- [SHORT PROBLEM]: Tally up the lines that include "gift" and state that number by itself.

- [DATA EXTRACT]:
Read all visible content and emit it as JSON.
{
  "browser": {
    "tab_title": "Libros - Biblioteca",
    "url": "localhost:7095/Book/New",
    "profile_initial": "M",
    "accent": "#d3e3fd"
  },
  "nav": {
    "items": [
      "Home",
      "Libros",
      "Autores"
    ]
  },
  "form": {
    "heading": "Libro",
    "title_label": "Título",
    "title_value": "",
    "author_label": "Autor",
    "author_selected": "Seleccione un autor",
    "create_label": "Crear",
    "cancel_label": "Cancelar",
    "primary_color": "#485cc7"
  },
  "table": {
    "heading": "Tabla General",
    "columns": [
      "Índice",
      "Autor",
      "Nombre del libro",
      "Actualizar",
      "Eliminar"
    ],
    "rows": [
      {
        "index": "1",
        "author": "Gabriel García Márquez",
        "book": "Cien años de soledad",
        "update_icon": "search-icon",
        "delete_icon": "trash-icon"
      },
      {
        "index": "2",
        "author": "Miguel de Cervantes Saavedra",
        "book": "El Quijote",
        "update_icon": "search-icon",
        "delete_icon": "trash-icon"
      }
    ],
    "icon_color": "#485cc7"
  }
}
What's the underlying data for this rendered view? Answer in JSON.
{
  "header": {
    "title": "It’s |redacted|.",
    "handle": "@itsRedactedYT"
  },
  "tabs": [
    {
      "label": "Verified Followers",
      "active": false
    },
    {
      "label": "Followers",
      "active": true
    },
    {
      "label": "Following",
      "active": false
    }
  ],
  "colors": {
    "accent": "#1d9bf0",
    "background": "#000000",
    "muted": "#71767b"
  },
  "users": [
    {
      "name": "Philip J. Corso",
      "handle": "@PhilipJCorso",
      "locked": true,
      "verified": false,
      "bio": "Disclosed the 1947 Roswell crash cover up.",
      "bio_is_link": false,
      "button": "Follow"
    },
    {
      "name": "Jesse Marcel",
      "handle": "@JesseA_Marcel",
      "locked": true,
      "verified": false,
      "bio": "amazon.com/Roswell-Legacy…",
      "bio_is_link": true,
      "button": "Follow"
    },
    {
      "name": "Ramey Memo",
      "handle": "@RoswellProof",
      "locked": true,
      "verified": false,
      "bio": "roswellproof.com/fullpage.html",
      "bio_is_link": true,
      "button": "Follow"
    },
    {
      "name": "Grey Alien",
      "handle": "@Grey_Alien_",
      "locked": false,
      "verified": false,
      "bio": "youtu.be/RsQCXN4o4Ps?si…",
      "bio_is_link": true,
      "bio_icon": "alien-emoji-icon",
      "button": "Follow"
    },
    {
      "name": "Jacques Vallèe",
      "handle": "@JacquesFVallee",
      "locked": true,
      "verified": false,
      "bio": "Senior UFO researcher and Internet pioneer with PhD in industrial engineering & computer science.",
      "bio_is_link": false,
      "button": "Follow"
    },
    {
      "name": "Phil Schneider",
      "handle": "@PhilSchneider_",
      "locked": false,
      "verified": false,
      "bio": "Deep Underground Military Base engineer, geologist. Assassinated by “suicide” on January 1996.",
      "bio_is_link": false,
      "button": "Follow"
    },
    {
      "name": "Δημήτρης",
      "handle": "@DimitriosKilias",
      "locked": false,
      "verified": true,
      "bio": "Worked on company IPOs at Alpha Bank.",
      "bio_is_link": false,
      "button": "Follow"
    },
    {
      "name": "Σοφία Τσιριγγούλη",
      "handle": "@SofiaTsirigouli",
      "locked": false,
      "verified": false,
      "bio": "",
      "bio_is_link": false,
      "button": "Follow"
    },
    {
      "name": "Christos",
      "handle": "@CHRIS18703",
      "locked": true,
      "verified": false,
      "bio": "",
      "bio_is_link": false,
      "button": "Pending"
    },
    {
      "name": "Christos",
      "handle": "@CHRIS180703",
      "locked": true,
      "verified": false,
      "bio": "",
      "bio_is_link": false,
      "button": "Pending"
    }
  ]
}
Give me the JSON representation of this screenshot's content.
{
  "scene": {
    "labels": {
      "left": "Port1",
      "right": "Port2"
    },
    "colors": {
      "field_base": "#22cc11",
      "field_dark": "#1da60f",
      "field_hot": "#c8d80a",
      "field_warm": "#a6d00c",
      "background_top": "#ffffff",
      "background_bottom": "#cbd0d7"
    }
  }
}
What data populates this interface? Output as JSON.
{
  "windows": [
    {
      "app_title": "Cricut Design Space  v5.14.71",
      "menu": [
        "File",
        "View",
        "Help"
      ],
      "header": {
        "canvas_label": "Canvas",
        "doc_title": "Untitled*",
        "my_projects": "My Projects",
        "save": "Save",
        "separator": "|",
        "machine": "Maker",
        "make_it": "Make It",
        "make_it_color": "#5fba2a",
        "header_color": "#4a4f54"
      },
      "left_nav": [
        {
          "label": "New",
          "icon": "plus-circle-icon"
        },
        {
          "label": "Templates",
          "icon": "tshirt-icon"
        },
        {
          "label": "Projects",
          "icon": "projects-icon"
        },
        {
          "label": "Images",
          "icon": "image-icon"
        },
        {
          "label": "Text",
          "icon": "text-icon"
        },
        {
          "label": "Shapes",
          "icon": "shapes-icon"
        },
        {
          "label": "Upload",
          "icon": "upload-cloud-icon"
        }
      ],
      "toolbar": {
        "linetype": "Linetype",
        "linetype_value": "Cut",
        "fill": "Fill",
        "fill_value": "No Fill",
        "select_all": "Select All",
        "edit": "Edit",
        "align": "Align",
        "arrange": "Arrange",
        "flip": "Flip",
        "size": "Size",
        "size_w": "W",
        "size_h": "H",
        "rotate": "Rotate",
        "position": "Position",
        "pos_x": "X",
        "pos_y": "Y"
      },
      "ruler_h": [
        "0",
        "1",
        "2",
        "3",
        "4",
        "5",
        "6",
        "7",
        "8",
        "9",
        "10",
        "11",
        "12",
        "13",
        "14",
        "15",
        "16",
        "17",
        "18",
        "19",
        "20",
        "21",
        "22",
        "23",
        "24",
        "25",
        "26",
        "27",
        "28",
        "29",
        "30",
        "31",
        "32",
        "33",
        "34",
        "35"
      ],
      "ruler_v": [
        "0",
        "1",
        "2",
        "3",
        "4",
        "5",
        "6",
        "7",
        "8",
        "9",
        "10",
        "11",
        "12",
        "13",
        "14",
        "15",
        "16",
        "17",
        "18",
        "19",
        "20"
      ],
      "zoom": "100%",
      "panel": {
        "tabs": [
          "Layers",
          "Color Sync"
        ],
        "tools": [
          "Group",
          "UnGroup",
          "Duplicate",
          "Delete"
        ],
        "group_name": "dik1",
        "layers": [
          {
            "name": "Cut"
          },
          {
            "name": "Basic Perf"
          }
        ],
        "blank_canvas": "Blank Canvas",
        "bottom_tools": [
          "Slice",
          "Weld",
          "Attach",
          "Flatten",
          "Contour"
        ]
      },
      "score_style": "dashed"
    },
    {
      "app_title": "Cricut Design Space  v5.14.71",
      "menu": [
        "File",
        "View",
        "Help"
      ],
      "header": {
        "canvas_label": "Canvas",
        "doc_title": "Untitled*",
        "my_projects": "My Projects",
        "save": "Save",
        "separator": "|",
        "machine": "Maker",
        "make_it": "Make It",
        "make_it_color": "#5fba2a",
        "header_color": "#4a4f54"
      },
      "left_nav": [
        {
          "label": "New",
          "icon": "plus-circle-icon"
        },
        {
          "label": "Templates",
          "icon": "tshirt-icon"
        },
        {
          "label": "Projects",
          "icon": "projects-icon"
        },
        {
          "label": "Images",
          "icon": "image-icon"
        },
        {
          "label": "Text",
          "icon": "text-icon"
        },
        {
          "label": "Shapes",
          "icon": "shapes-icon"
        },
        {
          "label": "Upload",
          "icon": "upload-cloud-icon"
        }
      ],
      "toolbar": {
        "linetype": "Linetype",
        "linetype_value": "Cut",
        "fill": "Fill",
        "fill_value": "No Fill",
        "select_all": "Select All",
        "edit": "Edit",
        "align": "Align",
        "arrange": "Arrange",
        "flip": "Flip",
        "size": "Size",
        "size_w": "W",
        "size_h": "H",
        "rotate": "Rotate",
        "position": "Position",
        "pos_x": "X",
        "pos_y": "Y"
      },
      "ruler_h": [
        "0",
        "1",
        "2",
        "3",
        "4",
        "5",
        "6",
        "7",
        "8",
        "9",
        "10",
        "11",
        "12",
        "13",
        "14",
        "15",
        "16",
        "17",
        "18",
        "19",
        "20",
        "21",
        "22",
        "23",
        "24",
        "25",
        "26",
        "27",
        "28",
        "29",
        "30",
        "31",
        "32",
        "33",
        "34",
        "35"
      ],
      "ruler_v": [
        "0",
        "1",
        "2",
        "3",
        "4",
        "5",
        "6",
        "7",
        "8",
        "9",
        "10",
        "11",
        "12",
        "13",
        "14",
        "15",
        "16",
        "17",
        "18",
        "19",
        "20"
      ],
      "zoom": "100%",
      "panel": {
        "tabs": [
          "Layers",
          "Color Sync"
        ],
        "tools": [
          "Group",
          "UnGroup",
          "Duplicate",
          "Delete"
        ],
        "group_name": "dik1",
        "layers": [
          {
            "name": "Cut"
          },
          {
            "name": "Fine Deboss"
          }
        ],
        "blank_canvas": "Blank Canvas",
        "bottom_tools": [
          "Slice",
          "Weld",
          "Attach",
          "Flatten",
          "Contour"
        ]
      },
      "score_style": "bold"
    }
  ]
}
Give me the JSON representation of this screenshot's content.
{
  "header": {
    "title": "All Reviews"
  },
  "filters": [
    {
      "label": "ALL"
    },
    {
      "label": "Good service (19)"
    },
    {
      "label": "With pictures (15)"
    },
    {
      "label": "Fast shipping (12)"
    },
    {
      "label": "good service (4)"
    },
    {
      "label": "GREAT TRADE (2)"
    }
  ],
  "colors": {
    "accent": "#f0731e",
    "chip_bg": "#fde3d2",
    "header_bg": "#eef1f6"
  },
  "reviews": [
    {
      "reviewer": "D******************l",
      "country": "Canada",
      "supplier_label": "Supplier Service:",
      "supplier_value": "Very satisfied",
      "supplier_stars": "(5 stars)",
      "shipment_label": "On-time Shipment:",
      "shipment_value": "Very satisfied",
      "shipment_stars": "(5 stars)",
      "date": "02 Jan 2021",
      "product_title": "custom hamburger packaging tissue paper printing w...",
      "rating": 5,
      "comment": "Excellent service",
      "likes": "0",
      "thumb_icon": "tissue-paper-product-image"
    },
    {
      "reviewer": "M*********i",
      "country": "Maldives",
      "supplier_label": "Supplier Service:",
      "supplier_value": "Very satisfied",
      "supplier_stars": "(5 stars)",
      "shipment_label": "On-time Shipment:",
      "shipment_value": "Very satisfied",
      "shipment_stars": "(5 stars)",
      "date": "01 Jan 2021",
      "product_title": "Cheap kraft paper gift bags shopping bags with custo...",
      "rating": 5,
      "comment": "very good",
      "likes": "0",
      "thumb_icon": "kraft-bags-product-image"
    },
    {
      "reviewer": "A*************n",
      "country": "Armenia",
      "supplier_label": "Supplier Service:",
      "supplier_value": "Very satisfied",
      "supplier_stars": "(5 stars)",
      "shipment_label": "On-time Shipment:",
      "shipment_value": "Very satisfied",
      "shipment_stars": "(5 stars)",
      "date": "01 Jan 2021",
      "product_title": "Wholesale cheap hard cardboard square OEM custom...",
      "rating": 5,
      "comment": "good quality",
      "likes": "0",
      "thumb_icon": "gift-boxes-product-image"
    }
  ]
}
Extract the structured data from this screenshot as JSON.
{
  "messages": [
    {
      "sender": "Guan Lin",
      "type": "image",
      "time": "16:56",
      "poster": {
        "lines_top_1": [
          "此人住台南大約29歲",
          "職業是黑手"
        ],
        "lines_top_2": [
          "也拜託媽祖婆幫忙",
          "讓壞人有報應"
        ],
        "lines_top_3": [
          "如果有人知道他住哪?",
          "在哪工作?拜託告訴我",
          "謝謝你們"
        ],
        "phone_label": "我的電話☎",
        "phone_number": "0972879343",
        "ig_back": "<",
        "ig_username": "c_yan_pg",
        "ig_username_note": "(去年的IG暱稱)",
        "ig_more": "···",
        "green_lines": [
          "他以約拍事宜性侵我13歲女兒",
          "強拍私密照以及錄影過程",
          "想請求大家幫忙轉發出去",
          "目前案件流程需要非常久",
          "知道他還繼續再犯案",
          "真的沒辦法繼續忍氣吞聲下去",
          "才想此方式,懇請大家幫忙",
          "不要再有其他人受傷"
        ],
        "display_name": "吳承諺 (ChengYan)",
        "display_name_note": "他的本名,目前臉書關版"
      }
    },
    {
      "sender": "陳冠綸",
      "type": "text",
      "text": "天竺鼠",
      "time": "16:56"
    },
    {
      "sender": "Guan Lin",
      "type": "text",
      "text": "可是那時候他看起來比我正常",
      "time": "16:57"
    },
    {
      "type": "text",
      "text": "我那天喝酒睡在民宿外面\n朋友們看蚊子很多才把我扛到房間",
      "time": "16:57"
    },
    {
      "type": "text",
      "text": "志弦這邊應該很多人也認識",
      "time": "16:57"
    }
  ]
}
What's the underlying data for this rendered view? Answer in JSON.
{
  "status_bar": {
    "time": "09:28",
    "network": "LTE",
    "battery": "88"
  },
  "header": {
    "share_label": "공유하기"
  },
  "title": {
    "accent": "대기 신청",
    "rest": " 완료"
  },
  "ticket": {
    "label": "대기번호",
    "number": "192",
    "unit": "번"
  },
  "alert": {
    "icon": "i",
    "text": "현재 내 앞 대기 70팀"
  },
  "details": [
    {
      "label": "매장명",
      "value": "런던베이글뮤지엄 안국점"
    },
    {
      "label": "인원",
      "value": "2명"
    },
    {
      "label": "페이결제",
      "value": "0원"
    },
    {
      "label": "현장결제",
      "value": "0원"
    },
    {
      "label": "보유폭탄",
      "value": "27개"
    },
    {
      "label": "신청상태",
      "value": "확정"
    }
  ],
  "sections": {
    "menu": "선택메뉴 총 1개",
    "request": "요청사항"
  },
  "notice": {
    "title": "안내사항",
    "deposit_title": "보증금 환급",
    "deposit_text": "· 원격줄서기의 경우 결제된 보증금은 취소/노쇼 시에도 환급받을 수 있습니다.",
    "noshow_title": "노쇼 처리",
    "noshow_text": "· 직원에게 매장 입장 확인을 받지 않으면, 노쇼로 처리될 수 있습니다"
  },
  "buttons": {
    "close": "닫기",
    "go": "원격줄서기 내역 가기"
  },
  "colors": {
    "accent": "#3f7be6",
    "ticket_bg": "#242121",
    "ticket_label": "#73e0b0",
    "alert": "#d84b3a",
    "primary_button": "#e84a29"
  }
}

- [SOLUTION FOR THIS EXERCISE]: 2